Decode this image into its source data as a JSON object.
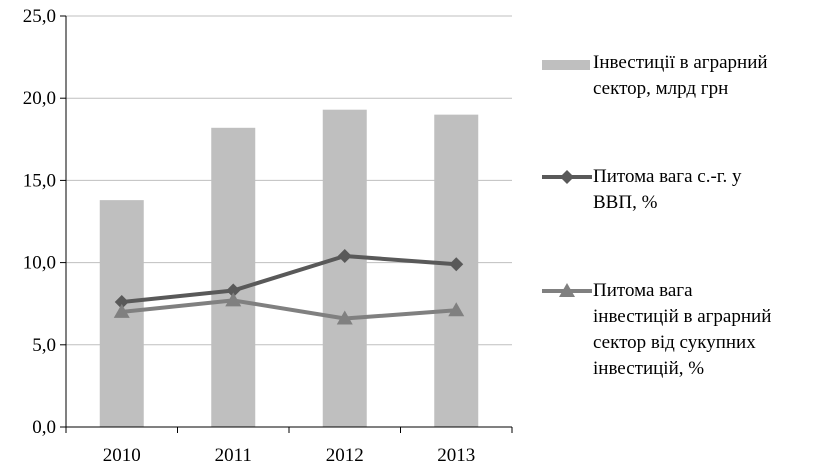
{
  "chart_data": {
    "type": "bar",
    "categories": [
      "2010",
      "2011",
      "2012",
      "2013"
    ],
    "ylim": [
      0,
      25
    ],
    "yticks": [
      "0,0",
      "5,0",
      "10,0",
      "15,0",
      "20,0",
      "25,0"
    ],
    "ytick_values": [
      0,
      5,
      10,
      15,
      20,
      25
    ],
    "grid": true,
    "legend_position": "right",
    "series": [
      {
        "name": "Інвестиції  в аграрний\nсектор, млрд грн",
        "kind": "bar",
        "values": [
          13.8,
          18.2,
          19.3,
          19.0
        ],
        "color": "#bfbfbf"
      },
      {
        "name": "Питома вага с.-г. у\nВВП, %",
        "kind": "line",
        "marker": "diamond",
        "values": [
          7.6,
          8.3,
          10.4,
          9.9
        ],
        "color": "#595959"
      },
      {
        "name": "Питома вага\nінвестицій в аграрний\nсектор від сукупних\nінвестицій,  %",
        "kind": "line",
        "marker": "triangle",
        "values": [
          7.0,
          7.7,
          6.6,
          7.1
        ],
        "color": "#808080"
      }
    ]
  }
}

- Your objective -
Using the records above, pull out each line where the word "аграрний" occurs.

- Task response -
        "name": "Інвестиції  в аграрний\nсектор, млрд грн",
        "name": "Питома вага\nінвестицій в аграрний\nсектор від сукупних\nінвестицій,  %",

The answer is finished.